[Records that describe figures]
★ ★ ★ ★
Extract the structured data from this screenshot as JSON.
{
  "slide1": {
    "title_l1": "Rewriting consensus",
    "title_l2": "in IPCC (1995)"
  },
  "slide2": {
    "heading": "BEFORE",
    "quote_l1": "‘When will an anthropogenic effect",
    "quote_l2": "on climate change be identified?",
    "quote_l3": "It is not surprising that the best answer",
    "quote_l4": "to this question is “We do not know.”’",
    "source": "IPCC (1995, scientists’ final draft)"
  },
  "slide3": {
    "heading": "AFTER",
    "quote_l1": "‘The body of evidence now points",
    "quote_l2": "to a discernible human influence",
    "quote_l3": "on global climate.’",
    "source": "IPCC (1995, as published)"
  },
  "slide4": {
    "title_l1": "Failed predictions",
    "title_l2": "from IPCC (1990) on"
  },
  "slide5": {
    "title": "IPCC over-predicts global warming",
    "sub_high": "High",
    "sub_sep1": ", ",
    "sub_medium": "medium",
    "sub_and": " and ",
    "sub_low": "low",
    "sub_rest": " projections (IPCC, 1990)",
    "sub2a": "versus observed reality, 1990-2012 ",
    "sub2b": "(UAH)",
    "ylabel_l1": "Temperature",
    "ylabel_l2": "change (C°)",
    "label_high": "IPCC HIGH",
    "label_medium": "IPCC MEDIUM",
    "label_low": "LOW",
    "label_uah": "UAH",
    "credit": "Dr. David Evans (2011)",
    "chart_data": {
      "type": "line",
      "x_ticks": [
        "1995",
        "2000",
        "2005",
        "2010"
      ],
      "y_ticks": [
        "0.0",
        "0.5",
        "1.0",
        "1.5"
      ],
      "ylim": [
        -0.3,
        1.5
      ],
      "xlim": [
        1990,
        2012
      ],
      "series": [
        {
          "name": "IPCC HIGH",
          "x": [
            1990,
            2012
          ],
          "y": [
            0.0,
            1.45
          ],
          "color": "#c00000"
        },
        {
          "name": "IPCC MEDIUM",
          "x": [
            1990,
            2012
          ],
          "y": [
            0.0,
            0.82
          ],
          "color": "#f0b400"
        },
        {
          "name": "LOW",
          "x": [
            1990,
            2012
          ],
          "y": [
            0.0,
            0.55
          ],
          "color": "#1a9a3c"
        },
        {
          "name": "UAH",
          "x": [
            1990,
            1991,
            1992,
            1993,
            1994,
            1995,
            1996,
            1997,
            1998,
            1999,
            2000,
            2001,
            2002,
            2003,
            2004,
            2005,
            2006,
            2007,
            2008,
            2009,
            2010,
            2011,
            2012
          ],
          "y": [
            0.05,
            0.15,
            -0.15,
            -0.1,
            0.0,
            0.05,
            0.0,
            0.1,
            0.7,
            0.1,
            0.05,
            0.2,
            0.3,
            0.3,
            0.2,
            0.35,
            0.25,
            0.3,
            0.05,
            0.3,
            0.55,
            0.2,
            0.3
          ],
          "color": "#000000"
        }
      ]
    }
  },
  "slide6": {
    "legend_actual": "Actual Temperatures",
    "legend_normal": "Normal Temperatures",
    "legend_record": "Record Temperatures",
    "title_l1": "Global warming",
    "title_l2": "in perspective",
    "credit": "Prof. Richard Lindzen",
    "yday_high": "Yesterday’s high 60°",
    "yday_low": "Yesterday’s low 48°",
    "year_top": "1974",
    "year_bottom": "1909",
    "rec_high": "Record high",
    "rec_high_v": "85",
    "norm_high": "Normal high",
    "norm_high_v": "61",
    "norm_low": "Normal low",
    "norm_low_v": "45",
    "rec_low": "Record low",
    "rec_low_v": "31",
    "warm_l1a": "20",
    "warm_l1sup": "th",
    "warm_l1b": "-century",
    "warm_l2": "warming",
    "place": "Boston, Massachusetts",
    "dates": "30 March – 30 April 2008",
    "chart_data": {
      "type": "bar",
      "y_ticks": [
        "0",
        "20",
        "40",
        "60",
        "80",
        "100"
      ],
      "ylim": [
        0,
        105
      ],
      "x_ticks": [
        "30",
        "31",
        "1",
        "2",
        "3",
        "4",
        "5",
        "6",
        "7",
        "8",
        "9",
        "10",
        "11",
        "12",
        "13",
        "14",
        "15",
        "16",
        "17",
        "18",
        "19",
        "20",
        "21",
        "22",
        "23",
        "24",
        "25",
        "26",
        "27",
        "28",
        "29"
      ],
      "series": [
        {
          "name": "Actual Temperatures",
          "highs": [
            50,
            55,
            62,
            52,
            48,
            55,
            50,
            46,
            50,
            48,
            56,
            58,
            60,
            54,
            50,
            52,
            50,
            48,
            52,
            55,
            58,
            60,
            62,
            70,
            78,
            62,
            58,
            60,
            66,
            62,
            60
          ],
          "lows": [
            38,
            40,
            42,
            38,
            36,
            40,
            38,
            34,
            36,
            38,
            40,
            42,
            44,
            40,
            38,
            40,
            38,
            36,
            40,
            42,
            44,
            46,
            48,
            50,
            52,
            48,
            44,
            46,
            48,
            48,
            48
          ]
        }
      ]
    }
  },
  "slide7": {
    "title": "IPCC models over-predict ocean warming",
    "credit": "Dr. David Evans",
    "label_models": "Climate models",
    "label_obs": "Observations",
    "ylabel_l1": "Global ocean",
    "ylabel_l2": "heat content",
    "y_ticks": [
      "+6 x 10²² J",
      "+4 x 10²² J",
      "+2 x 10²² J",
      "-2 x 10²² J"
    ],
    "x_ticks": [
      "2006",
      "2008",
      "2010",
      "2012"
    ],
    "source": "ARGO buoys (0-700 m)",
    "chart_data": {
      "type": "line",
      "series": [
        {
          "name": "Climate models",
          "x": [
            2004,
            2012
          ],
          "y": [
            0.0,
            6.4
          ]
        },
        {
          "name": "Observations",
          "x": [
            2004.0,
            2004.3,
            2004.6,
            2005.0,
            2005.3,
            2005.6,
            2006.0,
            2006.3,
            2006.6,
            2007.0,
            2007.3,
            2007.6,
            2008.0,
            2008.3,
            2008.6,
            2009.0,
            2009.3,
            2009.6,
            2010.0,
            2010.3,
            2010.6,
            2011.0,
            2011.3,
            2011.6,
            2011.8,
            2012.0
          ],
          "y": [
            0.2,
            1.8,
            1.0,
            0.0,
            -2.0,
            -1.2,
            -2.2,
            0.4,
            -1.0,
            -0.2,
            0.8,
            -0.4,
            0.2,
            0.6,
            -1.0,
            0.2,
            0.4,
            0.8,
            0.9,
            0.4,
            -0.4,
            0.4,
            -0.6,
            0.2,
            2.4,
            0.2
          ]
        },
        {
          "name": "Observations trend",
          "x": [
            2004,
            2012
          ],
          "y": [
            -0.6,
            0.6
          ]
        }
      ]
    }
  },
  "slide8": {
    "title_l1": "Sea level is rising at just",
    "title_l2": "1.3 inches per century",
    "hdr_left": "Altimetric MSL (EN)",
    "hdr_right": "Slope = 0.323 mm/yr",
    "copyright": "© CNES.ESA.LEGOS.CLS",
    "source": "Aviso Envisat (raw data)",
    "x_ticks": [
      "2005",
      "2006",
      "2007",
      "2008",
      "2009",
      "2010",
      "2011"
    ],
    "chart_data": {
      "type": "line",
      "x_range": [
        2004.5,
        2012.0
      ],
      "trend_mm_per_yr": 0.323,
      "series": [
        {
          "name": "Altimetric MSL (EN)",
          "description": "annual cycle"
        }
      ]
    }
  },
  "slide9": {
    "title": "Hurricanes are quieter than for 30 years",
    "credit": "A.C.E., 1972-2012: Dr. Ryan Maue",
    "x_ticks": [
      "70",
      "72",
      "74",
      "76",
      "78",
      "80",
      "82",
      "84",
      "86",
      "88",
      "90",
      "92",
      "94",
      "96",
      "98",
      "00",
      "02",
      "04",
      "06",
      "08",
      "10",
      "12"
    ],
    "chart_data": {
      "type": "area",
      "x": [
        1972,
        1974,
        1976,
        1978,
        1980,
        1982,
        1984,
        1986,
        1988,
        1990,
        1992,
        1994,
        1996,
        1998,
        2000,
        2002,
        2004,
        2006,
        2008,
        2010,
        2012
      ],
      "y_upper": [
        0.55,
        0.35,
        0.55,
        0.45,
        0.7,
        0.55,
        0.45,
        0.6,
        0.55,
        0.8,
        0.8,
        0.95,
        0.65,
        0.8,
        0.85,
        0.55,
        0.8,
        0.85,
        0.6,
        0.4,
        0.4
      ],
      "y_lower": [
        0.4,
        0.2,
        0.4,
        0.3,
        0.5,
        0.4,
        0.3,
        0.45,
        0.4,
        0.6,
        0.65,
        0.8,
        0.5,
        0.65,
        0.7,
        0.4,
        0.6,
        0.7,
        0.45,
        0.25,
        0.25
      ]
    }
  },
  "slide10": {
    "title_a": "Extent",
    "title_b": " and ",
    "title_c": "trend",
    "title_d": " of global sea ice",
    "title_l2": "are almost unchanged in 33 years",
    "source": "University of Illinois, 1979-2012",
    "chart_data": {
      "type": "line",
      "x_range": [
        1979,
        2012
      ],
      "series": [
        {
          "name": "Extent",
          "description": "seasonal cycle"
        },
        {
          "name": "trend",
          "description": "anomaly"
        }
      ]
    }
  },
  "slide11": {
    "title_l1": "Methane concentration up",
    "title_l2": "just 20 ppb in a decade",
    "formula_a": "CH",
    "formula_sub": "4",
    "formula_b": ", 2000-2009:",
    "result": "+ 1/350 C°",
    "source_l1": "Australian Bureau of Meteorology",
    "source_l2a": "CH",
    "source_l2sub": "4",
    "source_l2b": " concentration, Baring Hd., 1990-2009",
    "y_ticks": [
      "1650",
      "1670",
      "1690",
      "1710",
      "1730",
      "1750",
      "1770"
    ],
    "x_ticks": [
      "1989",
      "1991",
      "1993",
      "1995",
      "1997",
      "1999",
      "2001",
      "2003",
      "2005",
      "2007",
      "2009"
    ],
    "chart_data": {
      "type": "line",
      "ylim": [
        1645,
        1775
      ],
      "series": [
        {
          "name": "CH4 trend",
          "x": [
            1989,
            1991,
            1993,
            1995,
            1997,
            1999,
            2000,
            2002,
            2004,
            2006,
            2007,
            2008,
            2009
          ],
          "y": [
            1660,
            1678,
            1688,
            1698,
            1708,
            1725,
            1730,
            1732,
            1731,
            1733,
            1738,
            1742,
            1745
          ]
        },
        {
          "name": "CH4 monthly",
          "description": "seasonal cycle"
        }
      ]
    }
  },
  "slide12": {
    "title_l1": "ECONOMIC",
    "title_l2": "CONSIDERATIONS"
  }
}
★ ★ ★ ★
* **Problem description**
Check each line of the entries above for the word "color". List the ones that have it.

* **Solution to this exercise**
          "color": "#c00000"
          "color": "#f0b400"
          "color": "#1a9a3c"
          "color": "#000000"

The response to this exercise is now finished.